Stored data

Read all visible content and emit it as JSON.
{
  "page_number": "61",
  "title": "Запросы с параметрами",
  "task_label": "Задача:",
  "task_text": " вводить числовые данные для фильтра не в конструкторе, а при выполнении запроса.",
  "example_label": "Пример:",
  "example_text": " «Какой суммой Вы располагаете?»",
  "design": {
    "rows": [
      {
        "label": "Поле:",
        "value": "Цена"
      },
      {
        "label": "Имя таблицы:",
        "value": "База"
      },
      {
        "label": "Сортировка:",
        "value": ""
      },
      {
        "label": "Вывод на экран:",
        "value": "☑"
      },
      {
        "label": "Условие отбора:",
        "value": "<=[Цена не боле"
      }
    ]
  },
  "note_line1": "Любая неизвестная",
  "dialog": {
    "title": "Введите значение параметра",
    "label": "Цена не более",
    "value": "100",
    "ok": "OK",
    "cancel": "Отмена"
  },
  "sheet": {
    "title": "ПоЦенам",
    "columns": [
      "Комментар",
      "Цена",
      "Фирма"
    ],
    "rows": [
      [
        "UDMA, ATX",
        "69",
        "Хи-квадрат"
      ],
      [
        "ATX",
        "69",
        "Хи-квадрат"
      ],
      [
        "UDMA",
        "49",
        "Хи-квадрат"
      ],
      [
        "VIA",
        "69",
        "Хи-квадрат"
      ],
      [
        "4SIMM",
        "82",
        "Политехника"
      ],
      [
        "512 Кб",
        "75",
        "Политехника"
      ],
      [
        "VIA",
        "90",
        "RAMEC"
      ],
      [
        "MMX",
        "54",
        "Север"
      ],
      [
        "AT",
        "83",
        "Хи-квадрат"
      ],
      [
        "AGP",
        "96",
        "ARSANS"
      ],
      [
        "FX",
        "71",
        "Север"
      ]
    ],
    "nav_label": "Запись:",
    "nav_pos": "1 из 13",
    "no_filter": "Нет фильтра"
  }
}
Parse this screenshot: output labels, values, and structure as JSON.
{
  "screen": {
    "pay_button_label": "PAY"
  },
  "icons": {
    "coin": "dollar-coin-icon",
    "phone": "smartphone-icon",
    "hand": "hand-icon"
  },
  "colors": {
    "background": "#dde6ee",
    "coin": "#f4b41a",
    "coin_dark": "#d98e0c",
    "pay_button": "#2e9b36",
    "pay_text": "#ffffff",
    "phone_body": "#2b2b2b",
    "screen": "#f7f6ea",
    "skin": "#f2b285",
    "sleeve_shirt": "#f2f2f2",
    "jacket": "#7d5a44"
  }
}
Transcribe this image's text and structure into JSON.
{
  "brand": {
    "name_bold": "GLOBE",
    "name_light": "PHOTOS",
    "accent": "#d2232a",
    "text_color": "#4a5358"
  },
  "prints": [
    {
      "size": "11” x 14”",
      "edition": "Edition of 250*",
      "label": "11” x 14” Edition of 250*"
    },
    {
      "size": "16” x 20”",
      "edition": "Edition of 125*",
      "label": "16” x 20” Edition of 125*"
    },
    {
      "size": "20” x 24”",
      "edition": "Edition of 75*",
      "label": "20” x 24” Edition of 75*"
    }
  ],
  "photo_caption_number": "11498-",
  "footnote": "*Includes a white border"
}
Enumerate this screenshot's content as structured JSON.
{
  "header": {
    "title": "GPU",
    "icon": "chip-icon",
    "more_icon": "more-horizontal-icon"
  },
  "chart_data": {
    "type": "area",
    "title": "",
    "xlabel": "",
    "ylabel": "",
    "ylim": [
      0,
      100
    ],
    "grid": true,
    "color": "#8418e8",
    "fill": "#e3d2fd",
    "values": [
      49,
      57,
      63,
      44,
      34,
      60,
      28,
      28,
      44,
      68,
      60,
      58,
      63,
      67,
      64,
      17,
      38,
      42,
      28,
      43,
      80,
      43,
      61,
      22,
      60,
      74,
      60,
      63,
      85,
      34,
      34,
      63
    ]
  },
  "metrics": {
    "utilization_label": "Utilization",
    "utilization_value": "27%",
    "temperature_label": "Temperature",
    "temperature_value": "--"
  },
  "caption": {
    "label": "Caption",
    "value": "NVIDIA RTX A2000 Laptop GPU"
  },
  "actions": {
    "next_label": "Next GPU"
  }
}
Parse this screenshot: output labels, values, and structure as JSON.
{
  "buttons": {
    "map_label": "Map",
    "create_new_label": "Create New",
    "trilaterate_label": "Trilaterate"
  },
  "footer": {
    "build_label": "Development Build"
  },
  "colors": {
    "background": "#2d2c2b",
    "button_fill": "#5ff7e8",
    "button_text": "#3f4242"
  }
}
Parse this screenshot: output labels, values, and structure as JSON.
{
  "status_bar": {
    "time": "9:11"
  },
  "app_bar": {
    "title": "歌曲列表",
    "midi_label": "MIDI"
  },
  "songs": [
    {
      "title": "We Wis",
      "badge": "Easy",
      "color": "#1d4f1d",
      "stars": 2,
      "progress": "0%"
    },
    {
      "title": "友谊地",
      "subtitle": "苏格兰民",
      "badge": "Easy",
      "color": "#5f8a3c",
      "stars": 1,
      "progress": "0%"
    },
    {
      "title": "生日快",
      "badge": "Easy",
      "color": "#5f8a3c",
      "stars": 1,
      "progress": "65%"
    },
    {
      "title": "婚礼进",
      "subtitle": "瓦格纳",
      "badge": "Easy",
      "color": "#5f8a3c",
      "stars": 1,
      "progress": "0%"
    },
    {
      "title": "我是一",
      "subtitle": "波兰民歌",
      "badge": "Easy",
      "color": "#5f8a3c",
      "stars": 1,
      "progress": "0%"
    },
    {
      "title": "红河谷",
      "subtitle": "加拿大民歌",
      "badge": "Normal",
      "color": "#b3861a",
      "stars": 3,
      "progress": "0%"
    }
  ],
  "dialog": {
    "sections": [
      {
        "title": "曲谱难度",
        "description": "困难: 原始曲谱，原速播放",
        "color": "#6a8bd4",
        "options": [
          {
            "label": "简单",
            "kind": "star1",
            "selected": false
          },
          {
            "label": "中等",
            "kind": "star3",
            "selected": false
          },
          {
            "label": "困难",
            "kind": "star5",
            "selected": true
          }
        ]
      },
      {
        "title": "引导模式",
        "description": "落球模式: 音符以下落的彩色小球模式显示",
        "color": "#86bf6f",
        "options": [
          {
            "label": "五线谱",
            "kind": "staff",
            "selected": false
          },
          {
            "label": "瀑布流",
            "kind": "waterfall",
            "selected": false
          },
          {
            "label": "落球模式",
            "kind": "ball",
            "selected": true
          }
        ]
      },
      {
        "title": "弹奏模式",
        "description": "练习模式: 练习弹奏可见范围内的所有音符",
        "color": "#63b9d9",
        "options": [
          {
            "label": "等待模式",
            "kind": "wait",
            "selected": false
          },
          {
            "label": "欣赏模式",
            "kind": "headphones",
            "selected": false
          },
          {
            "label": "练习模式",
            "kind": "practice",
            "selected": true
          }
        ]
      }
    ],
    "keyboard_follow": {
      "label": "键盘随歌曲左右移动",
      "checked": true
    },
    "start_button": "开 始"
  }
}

**Short task:** Which lines hold the word "content"? Copy every one of them.

**The reply:**
Read all visible content and emit it as JSON.
Enumerate this screenshot's content as structured JSON.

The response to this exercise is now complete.